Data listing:
════════

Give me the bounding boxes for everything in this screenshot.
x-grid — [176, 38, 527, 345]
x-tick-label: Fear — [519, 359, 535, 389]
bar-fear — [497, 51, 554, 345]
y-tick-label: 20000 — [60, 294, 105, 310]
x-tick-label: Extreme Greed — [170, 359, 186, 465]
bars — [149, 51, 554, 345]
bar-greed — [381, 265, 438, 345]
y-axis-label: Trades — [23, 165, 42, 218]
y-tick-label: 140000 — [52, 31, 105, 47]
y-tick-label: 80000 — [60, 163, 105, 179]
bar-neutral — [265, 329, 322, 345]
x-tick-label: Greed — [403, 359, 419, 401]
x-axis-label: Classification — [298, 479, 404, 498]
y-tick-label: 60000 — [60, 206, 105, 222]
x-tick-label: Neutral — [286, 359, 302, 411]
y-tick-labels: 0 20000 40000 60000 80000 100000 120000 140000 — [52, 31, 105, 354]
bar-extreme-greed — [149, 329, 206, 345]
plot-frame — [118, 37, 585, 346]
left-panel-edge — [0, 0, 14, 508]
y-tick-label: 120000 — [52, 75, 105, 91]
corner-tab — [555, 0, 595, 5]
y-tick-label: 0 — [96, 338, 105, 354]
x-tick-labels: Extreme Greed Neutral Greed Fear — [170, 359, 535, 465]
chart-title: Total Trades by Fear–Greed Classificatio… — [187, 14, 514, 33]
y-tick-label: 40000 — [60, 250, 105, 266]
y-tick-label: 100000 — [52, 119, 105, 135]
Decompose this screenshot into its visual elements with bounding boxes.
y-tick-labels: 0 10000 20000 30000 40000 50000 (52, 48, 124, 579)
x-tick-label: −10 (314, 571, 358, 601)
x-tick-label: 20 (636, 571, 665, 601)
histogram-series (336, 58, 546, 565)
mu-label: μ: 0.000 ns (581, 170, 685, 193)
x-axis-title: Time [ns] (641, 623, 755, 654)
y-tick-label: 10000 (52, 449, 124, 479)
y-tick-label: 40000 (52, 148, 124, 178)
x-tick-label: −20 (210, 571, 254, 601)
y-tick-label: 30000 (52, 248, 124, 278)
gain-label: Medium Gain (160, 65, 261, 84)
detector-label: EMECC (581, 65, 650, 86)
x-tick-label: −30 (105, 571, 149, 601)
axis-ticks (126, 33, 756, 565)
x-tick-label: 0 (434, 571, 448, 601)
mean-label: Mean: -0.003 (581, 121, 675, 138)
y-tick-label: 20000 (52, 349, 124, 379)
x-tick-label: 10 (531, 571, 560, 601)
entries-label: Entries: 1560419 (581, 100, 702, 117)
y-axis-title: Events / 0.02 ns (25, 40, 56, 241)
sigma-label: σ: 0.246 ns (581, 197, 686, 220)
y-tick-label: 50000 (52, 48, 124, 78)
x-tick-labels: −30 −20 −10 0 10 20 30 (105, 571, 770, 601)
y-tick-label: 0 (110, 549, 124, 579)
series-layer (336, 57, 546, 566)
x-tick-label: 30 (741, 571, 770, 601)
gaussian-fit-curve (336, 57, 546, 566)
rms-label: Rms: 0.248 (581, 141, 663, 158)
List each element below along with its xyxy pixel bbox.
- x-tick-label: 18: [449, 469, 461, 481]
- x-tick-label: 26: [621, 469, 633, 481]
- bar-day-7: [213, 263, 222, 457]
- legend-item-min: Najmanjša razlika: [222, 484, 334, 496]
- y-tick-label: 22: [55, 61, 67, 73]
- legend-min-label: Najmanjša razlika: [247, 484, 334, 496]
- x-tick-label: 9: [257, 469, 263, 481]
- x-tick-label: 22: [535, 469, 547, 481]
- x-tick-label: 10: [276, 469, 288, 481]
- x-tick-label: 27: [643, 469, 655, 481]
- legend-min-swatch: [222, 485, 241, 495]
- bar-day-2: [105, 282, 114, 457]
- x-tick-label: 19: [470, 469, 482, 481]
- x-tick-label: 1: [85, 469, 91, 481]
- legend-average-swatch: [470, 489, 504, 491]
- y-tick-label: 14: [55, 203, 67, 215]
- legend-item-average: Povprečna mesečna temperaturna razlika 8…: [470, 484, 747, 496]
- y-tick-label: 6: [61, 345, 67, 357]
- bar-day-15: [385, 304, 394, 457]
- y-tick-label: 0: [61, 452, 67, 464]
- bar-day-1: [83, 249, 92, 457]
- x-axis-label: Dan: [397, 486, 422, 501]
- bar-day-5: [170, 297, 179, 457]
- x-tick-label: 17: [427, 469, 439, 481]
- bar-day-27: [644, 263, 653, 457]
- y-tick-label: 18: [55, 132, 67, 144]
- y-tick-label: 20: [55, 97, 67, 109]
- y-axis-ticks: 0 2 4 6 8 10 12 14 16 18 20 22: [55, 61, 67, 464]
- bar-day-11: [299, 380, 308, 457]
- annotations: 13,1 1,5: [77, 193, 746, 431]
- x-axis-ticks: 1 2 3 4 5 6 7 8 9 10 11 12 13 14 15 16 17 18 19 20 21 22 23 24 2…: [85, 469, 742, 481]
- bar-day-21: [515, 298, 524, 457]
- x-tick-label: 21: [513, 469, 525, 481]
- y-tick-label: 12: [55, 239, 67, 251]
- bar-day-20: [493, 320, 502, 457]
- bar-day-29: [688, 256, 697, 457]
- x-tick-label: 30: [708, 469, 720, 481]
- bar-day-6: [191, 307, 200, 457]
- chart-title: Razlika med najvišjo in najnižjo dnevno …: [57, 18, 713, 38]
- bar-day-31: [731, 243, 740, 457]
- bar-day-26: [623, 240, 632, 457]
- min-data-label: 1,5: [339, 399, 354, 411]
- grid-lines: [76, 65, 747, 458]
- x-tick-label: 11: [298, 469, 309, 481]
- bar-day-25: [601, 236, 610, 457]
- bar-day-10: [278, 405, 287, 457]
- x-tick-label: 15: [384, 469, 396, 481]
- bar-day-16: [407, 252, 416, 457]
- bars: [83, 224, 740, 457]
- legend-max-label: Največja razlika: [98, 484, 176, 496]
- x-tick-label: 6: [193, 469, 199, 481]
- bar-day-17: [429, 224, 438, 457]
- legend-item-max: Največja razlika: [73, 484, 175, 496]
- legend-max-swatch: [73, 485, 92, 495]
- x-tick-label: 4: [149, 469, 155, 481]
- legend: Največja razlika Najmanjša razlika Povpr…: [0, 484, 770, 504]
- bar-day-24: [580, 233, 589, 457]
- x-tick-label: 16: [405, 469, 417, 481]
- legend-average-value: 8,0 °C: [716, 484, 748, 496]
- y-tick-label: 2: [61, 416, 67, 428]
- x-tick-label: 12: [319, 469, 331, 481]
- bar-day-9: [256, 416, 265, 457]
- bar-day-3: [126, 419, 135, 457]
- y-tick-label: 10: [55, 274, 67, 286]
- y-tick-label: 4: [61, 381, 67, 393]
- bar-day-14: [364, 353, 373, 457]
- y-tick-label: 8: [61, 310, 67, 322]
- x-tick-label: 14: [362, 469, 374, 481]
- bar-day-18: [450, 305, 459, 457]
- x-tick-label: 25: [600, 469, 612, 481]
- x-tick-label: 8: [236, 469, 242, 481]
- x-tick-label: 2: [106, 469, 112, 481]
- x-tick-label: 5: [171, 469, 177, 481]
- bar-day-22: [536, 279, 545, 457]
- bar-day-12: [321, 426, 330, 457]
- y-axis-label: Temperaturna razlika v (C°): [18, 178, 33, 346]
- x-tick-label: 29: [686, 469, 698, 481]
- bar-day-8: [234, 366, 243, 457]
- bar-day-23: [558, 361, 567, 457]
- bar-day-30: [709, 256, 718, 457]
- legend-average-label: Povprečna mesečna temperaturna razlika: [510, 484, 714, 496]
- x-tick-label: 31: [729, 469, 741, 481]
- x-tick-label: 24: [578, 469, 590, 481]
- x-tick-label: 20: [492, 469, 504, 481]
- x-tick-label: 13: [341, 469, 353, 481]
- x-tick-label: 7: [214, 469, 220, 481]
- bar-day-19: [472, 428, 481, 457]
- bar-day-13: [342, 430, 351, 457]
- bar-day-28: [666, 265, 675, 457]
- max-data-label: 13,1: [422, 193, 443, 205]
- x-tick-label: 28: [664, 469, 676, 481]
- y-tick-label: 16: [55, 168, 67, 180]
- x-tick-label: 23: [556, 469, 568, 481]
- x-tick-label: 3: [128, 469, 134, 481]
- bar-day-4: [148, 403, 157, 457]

════════

-- Short exercise --
Reproduce the records starting at the first line and ending at the line containing "y-axis-label: Trades — [23, 165, 42, 218]", swapping "x-grid" for "vertical-grid" and leaving everything else unchanged.

-- Exercise output --
Give me the bounding boxes for everything in this screenshot.
vertical-grid — [176, 38, 527, 345]
x-tick-label: Fear — [519, 359, 535, 389]
bar-fear — [497, 51, 554, 345]
y-tick-label: 20000 — [60, 294, 105, 310]
x-tick-label: Extreme Greed — [170, 359, 186, 465]
bars — [149, 51, 554, 345]
bar-greed — [381, 265, 438, 345]
y-axis-label: Trades — [23, 165, 42, 218]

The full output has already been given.